▸ **RECORDS FOR THIS TASK**
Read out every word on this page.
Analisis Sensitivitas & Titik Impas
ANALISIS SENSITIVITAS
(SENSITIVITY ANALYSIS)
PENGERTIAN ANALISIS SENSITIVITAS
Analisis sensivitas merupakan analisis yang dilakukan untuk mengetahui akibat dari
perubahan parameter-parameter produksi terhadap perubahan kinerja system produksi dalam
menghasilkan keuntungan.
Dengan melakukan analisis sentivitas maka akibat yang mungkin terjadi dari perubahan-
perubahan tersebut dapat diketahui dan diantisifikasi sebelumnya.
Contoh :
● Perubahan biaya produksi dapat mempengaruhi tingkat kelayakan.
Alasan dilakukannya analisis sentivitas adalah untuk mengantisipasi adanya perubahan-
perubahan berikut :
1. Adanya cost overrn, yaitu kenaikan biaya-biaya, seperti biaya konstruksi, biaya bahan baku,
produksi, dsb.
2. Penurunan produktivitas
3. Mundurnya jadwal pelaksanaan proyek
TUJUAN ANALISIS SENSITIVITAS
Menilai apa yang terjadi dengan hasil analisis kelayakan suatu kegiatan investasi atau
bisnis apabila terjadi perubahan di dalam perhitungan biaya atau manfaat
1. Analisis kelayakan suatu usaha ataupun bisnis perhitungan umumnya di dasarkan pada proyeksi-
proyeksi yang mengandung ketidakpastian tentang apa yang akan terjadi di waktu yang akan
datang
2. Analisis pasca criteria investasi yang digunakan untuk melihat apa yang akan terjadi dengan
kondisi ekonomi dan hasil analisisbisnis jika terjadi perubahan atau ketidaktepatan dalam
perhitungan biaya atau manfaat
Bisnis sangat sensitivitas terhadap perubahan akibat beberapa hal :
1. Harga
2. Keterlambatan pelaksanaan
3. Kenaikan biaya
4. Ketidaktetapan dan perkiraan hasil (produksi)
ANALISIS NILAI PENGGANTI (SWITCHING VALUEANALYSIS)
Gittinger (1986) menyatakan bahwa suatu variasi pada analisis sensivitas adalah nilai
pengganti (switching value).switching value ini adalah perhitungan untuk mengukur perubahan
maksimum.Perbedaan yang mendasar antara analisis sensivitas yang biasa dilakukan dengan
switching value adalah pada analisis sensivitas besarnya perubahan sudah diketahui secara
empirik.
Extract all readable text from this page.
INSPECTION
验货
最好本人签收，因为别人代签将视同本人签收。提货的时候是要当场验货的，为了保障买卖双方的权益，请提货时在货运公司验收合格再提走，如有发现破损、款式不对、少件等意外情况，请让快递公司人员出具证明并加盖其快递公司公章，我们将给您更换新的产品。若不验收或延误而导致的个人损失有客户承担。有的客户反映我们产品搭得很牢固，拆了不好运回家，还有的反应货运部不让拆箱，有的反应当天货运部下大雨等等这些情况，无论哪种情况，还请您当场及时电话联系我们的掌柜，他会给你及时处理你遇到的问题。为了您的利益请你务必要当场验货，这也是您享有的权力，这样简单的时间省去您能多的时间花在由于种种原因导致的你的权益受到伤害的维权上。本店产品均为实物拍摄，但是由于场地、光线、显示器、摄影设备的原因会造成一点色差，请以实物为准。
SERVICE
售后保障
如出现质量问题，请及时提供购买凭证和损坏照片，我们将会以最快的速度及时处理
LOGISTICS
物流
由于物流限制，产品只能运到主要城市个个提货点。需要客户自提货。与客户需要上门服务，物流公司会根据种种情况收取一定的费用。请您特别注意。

---

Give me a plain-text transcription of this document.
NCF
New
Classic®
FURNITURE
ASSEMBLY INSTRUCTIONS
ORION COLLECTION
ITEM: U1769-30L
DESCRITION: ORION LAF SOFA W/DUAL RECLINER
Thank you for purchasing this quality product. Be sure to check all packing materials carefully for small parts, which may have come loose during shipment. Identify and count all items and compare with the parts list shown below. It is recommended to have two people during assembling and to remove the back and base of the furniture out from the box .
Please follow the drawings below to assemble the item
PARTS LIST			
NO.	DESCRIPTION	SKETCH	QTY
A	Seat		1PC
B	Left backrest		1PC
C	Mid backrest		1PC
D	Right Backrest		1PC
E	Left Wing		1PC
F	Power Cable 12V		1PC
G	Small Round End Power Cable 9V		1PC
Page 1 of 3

--

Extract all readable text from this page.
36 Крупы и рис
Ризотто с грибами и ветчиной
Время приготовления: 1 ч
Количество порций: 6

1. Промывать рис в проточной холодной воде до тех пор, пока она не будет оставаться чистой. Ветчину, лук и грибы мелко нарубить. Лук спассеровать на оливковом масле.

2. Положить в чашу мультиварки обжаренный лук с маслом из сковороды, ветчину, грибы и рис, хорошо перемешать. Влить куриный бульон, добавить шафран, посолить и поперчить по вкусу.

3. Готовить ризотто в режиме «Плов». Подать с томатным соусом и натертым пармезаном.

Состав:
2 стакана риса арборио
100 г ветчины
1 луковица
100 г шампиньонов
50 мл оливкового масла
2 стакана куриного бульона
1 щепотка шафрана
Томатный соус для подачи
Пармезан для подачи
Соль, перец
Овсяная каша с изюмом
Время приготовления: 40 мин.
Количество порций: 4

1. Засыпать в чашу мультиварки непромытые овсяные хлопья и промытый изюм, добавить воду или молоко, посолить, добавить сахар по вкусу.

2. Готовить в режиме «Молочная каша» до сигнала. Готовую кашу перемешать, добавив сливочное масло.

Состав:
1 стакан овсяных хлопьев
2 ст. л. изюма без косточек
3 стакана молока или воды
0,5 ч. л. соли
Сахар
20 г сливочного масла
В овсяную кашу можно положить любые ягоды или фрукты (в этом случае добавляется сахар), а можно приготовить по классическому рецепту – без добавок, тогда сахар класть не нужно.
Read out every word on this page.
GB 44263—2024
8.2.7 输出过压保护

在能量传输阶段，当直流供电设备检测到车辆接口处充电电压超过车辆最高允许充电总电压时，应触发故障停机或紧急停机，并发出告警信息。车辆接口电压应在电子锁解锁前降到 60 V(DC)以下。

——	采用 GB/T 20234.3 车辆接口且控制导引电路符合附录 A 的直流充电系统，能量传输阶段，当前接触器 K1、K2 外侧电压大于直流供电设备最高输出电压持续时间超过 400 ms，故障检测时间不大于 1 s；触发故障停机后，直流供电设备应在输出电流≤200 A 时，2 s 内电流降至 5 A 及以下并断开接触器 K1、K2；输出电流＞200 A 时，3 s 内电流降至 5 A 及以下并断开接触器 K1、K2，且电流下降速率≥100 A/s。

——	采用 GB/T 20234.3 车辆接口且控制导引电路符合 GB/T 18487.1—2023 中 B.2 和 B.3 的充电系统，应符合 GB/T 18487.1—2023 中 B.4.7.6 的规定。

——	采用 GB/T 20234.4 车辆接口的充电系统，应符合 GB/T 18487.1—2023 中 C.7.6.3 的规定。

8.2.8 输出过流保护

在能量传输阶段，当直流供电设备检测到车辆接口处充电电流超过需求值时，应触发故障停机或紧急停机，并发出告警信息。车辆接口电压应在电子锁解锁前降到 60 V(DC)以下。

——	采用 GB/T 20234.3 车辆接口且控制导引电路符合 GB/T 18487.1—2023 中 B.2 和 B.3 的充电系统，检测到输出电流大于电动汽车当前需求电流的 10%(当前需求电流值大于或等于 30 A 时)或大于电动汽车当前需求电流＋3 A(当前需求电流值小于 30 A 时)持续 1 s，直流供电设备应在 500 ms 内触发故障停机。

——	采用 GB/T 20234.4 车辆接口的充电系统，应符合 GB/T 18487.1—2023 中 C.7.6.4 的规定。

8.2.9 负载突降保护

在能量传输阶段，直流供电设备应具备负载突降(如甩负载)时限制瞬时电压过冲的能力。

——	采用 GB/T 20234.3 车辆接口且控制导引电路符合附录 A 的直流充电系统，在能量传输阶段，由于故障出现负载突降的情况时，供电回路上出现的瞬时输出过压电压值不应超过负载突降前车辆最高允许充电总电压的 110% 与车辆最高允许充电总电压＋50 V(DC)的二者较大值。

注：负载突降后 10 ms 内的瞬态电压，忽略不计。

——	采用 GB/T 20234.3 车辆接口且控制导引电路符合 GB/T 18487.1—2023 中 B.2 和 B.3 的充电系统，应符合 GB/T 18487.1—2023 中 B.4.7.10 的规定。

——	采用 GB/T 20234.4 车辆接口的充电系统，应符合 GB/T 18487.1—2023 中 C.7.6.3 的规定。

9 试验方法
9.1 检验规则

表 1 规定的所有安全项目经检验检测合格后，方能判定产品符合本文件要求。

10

▸ **REQUIRED TASK**
In the entries above, identify each line that includes the string "biaya", then copy it.

▸ **ANSWER BELOW**
● Perubahan biaya produksi dapat mempengaruhi tingkat kelayakan.
1. Adanya cost overrn, yaitu kenaikan biaya-biaya, seperti biaya konstruksi, biaya bahan baku,
bisnis apabila terjadi perubahan di dalam perhitungan biaya atau manfaat
perhitungan biaya atau manfaat
3. Kenaikan biaya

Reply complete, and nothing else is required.